Work required :: Output every line of the listing below as a Markdown table with the columns Row and Line. Number the rows in order, and omit the blank lines.

Materials provided ::
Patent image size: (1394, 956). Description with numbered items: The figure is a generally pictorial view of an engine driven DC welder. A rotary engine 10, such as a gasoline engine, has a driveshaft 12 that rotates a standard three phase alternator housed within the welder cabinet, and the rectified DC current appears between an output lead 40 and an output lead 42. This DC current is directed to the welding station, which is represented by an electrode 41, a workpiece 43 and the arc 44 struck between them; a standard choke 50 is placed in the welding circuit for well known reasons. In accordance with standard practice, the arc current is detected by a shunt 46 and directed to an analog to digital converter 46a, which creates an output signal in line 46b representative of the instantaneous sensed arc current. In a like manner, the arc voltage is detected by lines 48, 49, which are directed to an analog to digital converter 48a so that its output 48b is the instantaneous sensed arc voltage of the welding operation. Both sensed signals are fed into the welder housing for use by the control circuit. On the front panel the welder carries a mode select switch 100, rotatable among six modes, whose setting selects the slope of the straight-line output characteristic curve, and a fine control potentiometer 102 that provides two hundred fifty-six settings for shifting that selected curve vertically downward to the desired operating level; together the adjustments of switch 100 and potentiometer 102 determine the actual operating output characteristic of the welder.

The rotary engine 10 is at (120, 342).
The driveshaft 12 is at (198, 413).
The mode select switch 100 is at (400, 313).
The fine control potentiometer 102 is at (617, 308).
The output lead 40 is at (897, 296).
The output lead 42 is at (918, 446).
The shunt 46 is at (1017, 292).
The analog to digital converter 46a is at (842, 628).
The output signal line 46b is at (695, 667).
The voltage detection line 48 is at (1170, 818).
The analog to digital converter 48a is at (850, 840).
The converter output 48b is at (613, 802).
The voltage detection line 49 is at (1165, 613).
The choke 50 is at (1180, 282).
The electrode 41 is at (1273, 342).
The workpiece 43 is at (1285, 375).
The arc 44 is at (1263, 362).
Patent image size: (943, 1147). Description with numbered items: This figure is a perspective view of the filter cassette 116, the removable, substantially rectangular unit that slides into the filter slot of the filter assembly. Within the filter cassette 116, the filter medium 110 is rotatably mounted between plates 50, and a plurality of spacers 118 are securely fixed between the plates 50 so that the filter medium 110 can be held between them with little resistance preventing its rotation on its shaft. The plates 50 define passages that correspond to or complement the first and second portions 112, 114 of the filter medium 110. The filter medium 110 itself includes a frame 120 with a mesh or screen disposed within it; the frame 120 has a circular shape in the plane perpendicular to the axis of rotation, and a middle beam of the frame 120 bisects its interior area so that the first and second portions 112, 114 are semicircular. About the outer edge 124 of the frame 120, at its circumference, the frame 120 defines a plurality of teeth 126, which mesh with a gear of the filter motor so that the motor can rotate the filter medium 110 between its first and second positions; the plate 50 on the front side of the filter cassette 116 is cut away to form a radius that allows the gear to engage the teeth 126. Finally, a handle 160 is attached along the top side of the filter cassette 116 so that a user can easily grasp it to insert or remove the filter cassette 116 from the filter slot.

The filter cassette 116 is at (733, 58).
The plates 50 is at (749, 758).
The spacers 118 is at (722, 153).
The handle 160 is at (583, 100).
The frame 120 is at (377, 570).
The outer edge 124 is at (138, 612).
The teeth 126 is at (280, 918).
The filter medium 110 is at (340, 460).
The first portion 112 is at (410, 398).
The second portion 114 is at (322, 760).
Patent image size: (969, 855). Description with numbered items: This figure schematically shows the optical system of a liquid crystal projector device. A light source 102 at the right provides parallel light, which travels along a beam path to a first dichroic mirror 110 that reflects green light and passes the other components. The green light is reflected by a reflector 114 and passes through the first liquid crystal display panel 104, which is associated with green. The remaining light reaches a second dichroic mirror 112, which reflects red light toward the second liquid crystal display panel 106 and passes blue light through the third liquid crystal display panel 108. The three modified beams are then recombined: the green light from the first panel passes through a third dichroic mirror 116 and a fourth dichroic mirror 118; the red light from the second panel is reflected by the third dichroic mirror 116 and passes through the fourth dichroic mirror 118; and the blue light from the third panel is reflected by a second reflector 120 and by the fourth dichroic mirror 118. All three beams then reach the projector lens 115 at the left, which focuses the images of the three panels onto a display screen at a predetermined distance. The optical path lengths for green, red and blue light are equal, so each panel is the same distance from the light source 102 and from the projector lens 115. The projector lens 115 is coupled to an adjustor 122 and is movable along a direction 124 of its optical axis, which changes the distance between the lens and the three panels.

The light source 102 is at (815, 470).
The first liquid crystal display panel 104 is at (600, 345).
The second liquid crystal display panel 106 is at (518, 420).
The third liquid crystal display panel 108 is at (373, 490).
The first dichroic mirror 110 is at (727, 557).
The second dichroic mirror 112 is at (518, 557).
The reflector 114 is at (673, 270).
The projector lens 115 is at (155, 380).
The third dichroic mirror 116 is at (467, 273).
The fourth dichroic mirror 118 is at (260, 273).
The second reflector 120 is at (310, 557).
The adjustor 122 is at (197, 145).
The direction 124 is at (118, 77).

Result ::
| Row | Line |
|---|---|
| 1 | Patent image size: (1394, 956). Description with numbered items: The figure is a generally pictorial view of an engine driven DC welder. A rotary engine 10, such as a gasoline engine, has a driveshaft 12 that rotates a standard three phase alternator housed within the welder cabinet, and the rectified DC current appears between an output lead 40 and an output lead 42. This DC current is directed to the welding station, which is represented by an electrode 41, a workpiece 43 and the arc 44 struck between them; a standard choke 50 is placed in the welding circuit for well known reasons. In accordance with standard practice, the arc current is detected by a shunt 46 and directed to an analog to digital converter 46a, which creates an output signal in line 46b representative of the instantaneous sensed arc current. In a like manner, the arc voltage is detected by lines 48, 49, which are directed to an analog to digital converter 48a so that its output 48b is the instantaneous sensed arc voltage of the welding operation. Both sensed signals are fed into the welder housing for use by the control circuit. On the front panel the welder carries a mode select switch 100, rotatable among six modes, whose setting selects the slope of the straight-line output characteristic curve, and a fine control potentiometer 102 that provides two hundred fifty-six settings for shifting that selected curve vertically downward to the desired operating level; together the adjustments of switch 100 and potentiometer 102 determine the actual operating output characteristic of the welder. |
| 2 | The rotary engine 10 is at (120, 342). |
| 3 | The driveshaft 12 is at (198, 413). |
| 4 | The mode select switch 100 is at (400, 313). |
| 5 | The fine control potentiometer 102 is at (617, 308). |
| 6 | The output lead 40 is at (897, 296). |
| 7 | The output lead 42 is at (918, 446). |
| 8 | The shunt 46 is at (1017, 292). |
| 9 | The analog to digital converter 46a is at (842, 628). |
| 10 | The output signal line 46b is at (695, 667). |
| 11 | The voltage detection line 48 is at (1170, 818). |
| 12 | The analog to digital converter 48a is at (850, 840). |
| 13 | The converter output 48b is at (613, 802). |
| 14 | The voltage detection line 49 is at (1165, 613). |
| 15 | The choke 50 is at (1180, 282). |
| 16 | The electrode 41 is at (1273, 342). |
| 17 | The workpiece 43 is at (1285, 375). |
| 18 | The arc 44 is at (1263, 362). |
| 19 | Patent image size: (943, 1147). Description with numbered items: This figure is a perspective view of the filter cassette 116, the removable, substantially rectangular unit that slides into the filter slot of the filter assembly. Within the filter cassette 116, the filter medium 110 is rotatably mounted between plates 50, and a plurality of spacers 118 are securely fixed between the plates 50 so that the filter medium 110 can be held between them with little resistance preventing its rotation on its shaft. The plates 50 define passages that correspond to or complement the first and second portions 112, 114 of the filter medium 110. The filter medium 110 itself includes a frame 120 with a mesh or screen disposed within it; the frame 120 has a circular shape in the plane perpendicular to the axis of rotation, and a middle beam of the frame 120 bisects its interior area so that the first and second portions 112, 114 are semicircular. About the outer edge 124 of the frame 120, at its circumference, the frame 120 defines a plurality of teeth 126, which mesh with a gear of the filter motor so that the motor can rotate the filter medium 110 between its first and second positions; the plate 50 on the front side of the filter cassette 116 is cut away to form a radius that allows the gear to engage the teeth 126. Finally, a handle 160 is attached along the top side of the filter cassette 116 so that a user can easily grasp it to insert or remove the filter cassette 116 from the filter slot. |
| 20 | The filter cassette 116 is at (733, 58). |
| 21 | The plates 50 is at (749, 758). |
| 22 | The spacers 118 is at (722, 153). |
| 23 | The handle 160 is at (583, 100). |
| 24 | The frame 120 is at (377, 570). |
| 25 | The outer edge 124 is at (138, 612). |
| 26 | The teeth 126 is at (280, 918). |
| 27 | The filter medium 110 is at (340, 460). |
| 28 | The first portion 112 is at (410, 398). |
| 29 | The second portion 114 is at (322, 760). |
| 30 | Patent image size: (969, 855). Description with numbered items: This figure schematically shows the optical system of a liquid crystal projector device. A light source 102 at the right provides parallel light, which travels along a beam path to a first dichroic mirror 110 that reflects green light and passes the other components. The green light is reflected by a reflector 114 and passes through the first liquid crystal display panel 104, which is associated with green. The remaining light reaches a second dichroic mirror 112, which reflects red light toward the second liquid crystal display panel 106 and passes blue light through the third liquid crystal display panel 108. The three modified beams are then recombined: the green light from the first panel passes through a third dichroic mirror 116 and a fourth dichroic mirror 118; the red light from the second panel is reflected by the third dichroic mirror 116 and passes through the fourth dichroic mirror 118; and the blue light from the third panel is reflected by a second reflector 120 and by the fourth dichroic mirror 118. All three beams then reach the projector lens 115 at the left, which focuses the images of the three panels onto a display screen at a predetermined distance. The optical path lengths for green, red and blue light are equal, so each panel is the same distance from the light source 102 and from the projector lens 115. The projector lens 115 is coupled to an adjustor 122 and is movable along a direction 124 of its optical axis, which changes the distance between the lens and the three panels. |
| 31 | The light source 102 is at (815, 470). |
| 32 | The first liquid crystal display panel 104 is at (600, 345). |
| 33 | The second liquid crystal display panel 106 is at (518, 420). |
| 34 | The third liquid crystal display panel 108 is at (373, 490). |
| 35 | The first dichroic mirror 110 is at (727, 557). |
| 36 | The second dichroic mirror 112 is at (518, 557). |
| 37 | The reflector 114 is at (673, 270). |
| 38 | The projector lens 115 is at (155, 380). |
| 39 | The third dichroic mirror 116 is at (467, 273). |
| 40 | The fourth dichroic mirror 118 is at (260, 273). |
| 41 | The second reflector 120 is at (310, 557). |
| 42 | The adjustor 122 is at (197, 145). |
| 43 | The direction 124 is at (118, 77). |